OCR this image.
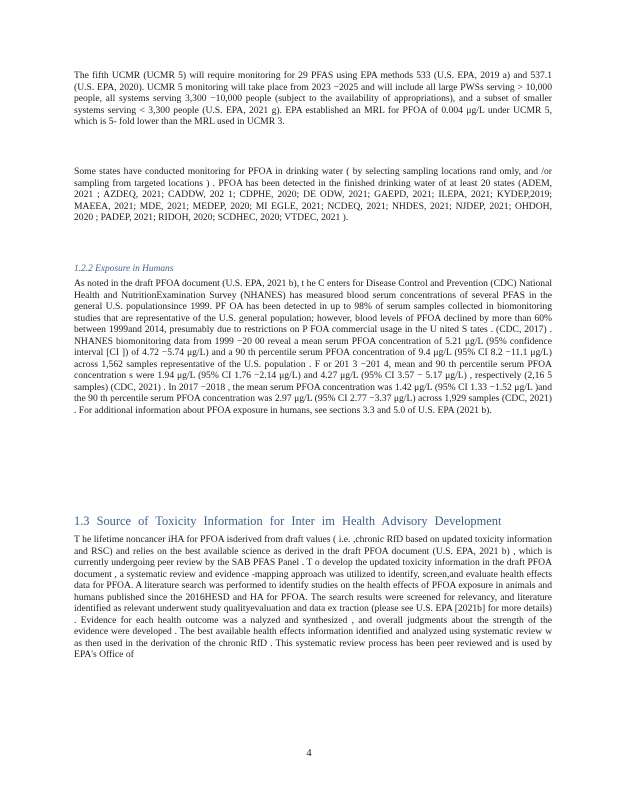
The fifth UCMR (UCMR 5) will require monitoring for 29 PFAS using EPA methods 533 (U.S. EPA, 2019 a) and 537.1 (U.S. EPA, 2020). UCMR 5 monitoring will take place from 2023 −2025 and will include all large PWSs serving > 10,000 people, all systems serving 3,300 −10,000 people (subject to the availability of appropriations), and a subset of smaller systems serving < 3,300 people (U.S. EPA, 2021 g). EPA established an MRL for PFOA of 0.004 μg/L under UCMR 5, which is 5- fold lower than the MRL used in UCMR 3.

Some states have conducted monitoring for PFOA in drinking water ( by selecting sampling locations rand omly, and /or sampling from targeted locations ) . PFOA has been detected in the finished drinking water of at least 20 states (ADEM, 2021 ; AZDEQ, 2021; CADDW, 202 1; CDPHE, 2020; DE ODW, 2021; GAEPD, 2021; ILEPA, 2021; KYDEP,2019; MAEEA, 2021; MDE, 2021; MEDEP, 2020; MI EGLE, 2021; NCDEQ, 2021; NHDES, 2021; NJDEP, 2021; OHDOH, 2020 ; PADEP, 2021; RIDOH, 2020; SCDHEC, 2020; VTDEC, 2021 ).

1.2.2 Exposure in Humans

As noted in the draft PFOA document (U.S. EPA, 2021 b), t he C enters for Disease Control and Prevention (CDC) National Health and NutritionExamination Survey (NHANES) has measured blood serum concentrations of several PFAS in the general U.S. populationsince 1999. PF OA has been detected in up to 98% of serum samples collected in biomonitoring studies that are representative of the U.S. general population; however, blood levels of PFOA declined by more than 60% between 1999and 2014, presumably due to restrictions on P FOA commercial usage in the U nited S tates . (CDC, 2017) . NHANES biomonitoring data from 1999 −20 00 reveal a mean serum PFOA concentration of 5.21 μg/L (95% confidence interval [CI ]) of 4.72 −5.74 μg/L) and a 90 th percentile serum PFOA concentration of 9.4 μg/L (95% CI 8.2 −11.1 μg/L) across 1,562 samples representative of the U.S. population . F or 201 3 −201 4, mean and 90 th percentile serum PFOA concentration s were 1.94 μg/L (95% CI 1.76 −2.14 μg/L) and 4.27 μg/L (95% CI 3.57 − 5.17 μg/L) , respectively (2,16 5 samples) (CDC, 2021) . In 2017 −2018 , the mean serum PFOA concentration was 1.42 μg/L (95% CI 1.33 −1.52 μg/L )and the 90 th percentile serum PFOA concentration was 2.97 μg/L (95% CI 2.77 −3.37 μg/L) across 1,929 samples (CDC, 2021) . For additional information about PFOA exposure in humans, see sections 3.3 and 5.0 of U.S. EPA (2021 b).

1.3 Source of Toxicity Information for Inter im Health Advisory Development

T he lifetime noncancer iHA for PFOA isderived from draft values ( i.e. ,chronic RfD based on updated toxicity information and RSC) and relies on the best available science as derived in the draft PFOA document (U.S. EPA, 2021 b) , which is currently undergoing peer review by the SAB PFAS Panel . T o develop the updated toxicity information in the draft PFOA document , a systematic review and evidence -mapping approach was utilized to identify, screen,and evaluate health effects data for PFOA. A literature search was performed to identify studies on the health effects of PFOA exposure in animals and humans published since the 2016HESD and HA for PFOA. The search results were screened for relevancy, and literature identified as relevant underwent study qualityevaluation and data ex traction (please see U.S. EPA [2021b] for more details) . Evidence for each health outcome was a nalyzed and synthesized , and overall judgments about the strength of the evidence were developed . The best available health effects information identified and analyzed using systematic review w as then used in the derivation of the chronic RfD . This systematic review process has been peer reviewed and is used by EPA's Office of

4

....

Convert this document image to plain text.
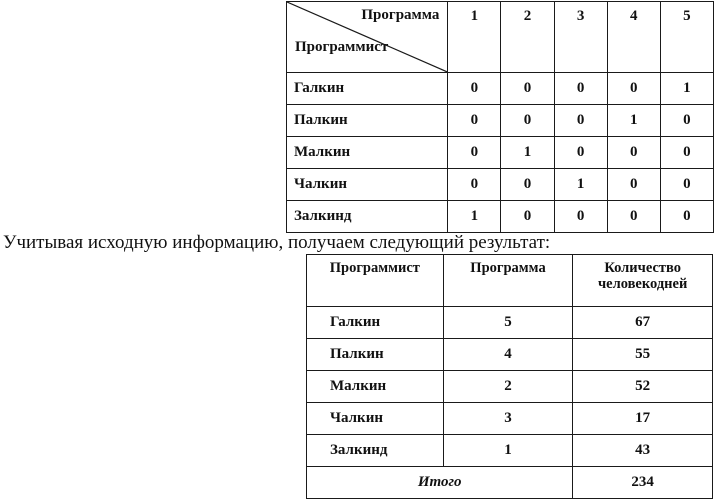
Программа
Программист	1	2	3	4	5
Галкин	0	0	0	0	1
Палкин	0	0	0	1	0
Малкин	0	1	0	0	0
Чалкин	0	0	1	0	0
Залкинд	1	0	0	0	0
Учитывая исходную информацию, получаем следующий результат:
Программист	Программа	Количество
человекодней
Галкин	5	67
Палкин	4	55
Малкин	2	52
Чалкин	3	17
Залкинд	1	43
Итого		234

....

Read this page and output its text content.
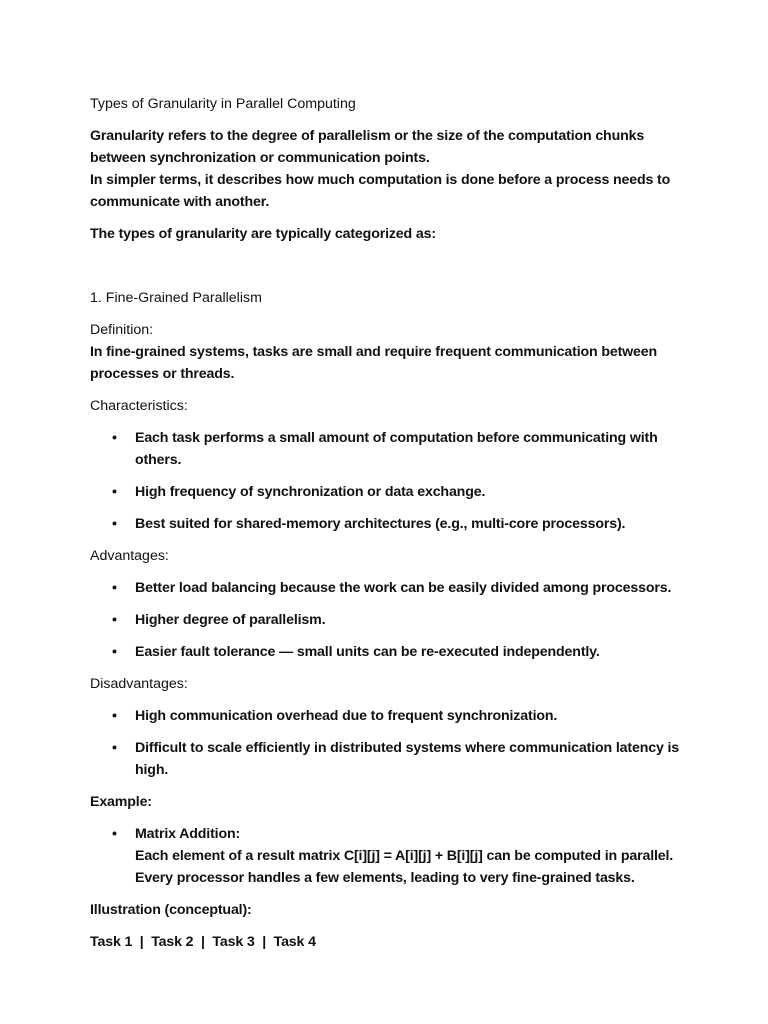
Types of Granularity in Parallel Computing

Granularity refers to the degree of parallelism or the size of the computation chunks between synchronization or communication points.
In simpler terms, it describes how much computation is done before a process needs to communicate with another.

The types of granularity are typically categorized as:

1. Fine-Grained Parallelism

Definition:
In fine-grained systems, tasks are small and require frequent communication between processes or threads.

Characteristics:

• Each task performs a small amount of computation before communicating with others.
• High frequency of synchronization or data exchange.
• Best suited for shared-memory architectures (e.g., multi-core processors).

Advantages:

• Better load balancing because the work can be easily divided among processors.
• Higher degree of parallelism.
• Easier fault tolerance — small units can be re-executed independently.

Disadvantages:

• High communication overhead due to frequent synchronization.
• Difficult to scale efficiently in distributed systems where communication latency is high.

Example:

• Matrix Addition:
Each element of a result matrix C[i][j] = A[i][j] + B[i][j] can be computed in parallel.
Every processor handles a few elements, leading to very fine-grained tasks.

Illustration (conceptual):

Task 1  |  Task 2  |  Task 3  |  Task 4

....

## THE REQUEST
Count how many lines of the listing above include "with" and report that number alone.

## WRITTEN SOLUTION
2